> **WRITTEN REQUEST 1**
Please print the Amsterdam tour passage word for word from "At this point" to "Only in Amsterdam.".
> **WRITTEN REQUEST 2**
According to the Amsterdam tour passage, why does the Jewish Quarter look so new compared to the rest of town?

> **EXCERPT TO READ**
The tour continued into the Jewish Quarter. It looks remarkably new compared to the rest of town. Our guide tells us about WWII and how this part of town became abandoned after Jewish families fled or the Nazis detained the people living here and sent them to concentration camps. It became a literal ghost town. The winter of 1945 was one of the coldest in Holland and reparations from the war had not yet started in this country. The Jewish Quarter remained largely abandoned so many people used wood from the floors, furniture, ceilings in these buildings to keep their homes warm. This part of town was not rebuilt until the late 1960’s in which it was supposed to look very modern. Now it just looks like something built in the 1960’s. We did learn many interesting facts pertaining to the Netherlands tolerance for all religions and therefore it had one of the largest Jewish populations in Europe. This conversation lead into the not only the country’s religious tolerance but also their tolerance of many other issues.
At this point our tour guide began to comment on the legal status of soft drugs (i.e. marijuana and other natural substances). The sale and consumption of Marijuana is actually illegal but not punishable in the Netherlands. Which seems silly to even write. Basically, the government allows licensed coffee shops to sell 5 grams or less of marijuana to customers so long as they don’t advertise, serve alcohol, serve minors, and don’t sell hard drugs. The government then taxes these businesses so they are actually making some money off of people smokin’ doobies. So strange. Our guide informs us of the reputable coffee shops that will sell you “good product” and warns us to stay away from anyone selling anything on the street. I’ll have to say this is definitely the first tour I’ve ever been on where pot recommendations are given verbally as well as marked on our free maps. Only in Amsterdam.

> **RECORDED DATA**

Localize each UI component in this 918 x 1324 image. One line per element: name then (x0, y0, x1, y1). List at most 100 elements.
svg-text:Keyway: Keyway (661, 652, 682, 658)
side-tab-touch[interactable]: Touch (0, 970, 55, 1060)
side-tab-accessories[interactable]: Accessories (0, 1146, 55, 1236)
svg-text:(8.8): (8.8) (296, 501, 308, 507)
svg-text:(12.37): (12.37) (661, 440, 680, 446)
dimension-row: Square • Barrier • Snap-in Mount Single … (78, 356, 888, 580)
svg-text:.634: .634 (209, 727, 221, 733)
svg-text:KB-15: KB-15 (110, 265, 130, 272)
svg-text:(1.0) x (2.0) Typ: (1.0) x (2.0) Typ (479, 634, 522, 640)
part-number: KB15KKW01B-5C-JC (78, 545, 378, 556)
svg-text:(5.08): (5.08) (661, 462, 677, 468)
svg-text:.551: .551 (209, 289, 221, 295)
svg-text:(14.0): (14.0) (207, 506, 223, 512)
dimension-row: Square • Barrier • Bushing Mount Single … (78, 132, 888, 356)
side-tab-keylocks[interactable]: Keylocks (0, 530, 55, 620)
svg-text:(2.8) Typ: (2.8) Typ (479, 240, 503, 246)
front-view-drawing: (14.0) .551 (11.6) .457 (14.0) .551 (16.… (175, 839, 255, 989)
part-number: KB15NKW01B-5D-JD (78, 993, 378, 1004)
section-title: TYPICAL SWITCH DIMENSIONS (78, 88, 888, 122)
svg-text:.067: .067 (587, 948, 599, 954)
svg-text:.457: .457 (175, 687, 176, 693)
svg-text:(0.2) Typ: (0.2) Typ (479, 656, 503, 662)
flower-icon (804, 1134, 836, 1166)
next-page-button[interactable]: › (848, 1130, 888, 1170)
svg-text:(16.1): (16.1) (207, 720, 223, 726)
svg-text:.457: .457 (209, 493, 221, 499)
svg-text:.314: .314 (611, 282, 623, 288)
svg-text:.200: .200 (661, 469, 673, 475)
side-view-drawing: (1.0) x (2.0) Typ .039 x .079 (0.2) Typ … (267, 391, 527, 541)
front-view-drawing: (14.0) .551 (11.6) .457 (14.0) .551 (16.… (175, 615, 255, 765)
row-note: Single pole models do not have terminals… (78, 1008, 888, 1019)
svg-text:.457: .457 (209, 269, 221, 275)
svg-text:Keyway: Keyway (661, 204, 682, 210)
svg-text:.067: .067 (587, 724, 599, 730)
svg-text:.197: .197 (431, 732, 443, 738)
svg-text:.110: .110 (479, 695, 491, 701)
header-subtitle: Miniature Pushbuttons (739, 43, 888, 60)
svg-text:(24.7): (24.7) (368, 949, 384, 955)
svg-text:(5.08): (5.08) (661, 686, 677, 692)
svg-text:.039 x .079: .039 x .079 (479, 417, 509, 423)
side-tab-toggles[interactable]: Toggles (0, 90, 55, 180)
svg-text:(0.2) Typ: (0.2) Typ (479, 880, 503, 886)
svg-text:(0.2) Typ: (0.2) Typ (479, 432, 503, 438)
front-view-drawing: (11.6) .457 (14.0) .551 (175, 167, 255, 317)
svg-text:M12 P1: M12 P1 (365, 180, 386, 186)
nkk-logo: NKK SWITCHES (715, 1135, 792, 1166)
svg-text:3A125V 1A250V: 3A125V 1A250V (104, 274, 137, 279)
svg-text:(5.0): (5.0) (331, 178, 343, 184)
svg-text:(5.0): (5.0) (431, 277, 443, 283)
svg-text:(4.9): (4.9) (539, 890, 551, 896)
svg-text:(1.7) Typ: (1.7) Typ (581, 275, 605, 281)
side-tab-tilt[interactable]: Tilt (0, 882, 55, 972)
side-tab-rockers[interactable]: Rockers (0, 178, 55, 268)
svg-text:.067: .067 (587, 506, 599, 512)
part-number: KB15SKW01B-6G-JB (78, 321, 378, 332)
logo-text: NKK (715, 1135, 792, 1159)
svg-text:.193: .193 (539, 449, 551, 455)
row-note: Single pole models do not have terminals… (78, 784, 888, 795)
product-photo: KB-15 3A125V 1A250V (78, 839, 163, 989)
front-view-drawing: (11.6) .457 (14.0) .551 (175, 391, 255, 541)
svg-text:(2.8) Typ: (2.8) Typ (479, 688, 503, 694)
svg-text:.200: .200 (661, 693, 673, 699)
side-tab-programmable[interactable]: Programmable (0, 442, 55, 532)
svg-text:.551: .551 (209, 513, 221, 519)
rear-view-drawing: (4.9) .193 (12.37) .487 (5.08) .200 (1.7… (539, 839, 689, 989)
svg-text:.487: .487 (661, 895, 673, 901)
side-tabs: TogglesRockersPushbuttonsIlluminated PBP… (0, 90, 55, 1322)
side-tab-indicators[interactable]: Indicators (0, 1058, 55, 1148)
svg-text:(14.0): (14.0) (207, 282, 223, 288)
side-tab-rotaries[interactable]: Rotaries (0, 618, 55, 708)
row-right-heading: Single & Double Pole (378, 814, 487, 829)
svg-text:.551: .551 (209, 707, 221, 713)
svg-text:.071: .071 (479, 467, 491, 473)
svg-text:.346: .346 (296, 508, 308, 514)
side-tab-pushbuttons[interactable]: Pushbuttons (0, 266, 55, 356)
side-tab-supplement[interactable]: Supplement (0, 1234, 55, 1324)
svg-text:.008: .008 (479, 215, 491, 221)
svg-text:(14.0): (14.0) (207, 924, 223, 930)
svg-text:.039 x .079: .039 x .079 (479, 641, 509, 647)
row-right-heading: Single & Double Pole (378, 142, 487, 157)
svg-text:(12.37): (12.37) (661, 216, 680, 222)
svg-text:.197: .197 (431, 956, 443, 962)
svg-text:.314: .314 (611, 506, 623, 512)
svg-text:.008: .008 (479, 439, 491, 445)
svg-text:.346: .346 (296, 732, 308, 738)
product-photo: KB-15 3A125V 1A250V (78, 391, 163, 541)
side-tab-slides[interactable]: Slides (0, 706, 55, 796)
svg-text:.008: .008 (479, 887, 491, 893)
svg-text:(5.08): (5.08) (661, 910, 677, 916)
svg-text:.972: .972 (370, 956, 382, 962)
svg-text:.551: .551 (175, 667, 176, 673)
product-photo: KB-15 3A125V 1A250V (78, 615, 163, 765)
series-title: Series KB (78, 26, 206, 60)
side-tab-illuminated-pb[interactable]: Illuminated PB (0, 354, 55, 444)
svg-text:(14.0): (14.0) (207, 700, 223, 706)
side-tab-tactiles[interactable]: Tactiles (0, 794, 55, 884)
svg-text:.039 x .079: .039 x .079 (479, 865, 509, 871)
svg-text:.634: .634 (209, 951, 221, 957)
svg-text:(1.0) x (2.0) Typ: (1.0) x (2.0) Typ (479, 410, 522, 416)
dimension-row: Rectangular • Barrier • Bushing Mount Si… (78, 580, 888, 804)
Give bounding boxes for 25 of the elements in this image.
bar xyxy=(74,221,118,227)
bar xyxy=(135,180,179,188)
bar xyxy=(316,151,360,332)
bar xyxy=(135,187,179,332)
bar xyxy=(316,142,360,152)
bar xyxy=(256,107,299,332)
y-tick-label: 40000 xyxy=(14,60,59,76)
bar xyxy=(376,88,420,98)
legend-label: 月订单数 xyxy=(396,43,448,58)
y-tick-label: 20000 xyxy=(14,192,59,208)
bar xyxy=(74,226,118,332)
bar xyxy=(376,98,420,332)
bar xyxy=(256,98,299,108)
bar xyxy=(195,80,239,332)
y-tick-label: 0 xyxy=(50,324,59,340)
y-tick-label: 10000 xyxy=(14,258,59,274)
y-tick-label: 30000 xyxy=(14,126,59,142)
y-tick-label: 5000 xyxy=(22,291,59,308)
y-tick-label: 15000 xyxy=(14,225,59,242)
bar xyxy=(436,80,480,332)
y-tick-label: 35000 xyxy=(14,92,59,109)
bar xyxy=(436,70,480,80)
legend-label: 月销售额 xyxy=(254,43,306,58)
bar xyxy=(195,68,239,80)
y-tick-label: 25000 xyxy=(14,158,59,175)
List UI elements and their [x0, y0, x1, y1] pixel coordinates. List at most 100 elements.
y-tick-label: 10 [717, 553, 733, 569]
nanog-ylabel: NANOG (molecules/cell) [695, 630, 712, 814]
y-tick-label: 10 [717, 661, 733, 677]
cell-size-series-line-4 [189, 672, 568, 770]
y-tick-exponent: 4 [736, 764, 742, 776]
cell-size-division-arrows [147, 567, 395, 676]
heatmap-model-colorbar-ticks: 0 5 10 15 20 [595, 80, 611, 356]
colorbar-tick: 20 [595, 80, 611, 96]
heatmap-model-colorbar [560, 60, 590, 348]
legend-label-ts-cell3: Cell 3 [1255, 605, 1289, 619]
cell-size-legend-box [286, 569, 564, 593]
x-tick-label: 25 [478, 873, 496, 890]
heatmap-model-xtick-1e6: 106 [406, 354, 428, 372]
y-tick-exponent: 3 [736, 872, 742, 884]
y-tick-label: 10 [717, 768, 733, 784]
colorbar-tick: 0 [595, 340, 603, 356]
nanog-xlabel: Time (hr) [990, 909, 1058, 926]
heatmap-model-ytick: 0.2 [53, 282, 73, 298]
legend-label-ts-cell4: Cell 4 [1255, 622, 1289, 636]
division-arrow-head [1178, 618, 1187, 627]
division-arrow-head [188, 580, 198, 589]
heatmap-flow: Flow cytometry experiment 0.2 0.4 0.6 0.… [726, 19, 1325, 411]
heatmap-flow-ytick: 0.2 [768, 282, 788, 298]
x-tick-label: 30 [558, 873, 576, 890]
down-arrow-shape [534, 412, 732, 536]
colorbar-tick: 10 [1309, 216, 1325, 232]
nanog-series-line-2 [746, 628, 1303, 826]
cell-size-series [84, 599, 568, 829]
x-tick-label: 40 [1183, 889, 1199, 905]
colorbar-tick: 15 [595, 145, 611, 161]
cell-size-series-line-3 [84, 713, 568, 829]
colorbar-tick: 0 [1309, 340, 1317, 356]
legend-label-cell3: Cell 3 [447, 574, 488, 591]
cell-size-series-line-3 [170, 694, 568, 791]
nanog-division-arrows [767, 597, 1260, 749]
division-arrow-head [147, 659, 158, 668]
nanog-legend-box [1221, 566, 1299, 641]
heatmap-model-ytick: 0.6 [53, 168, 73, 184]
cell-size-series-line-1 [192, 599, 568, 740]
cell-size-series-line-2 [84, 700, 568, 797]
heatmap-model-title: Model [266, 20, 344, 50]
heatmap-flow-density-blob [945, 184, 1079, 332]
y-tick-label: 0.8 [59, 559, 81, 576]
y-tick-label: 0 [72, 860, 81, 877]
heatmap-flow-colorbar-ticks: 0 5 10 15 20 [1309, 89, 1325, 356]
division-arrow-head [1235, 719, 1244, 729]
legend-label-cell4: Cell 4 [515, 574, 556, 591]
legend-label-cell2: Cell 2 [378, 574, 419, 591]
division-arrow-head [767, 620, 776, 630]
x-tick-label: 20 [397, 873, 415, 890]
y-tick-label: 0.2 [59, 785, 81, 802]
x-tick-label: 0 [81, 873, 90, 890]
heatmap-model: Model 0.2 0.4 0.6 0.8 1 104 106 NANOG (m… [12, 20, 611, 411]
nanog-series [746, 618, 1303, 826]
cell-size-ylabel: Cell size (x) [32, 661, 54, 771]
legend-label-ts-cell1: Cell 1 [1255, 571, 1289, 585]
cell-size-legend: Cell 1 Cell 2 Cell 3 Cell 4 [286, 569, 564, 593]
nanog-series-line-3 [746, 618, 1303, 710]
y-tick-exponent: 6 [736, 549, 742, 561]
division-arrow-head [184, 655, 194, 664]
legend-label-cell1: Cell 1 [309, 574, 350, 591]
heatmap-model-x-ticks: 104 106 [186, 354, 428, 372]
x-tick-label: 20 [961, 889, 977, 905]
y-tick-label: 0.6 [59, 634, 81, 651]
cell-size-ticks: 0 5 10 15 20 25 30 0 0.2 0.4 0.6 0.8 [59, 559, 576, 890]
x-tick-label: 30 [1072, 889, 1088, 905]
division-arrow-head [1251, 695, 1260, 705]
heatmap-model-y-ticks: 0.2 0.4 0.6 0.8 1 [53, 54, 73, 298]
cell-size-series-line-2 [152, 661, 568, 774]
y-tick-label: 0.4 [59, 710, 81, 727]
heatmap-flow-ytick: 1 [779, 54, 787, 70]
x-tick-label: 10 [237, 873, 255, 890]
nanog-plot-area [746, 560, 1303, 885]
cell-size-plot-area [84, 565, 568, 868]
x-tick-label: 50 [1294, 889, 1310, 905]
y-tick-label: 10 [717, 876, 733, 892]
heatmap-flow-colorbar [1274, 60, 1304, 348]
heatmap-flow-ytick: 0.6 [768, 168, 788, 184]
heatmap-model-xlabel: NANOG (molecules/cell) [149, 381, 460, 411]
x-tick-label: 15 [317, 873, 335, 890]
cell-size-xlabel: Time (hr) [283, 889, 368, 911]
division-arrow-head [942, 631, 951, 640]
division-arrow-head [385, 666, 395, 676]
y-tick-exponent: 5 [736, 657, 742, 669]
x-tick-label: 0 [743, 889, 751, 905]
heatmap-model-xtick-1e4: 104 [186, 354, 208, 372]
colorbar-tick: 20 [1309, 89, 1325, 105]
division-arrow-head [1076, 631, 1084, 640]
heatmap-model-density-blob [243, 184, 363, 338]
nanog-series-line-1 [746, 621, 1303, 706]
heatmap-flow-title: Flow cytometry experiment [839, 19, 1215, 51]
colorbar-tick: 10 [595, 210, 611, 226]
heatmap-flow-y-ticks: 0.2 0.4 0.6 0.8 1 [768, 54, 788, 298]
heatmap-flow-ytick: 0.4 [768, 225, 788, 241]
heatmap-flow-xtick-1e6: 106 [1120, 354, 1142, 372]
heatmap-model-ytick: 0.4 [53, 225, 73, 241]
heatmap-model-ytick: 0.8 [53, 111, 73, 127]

> **CORRECT RESULT 1**
At this point our tour guide began to comment on the legal status of soft drugs (i.e. marijuana and other natural substances). The sale and consumption of Marijuana is actually illegal but not punishable in the Netherlands. Which seems silly to even write. Basically, the government allows licensed coffee shops to sell 5 grams or less of marijuana to customers so long as they don’t advertise, serve alcohol, serve minors, and don’t sell hard drugs. The government then taxes these businesses so they are actually making some money off of people smokin’ doobies. So strange. Our guide informs us of the reputable coffee shops that will sell you “good product” and warns us to stay away from anyone selling anything on the street. I’ll have to say this is definitely the first tour I’ve ever been on where pot recommendations are given verbally as well as marked on our free maps. Only in Amsterdam.

> **CORRECT RESULT 2**
The quarter was left largely abandoned after its Jewish residents fled or were deported during WWII. In the bitterly cold winter of 1945, people stripped wood from its floors, furniture and ceilings to heat their homes. It was not rebuilt until the late 1960s, in a style meant to look modern.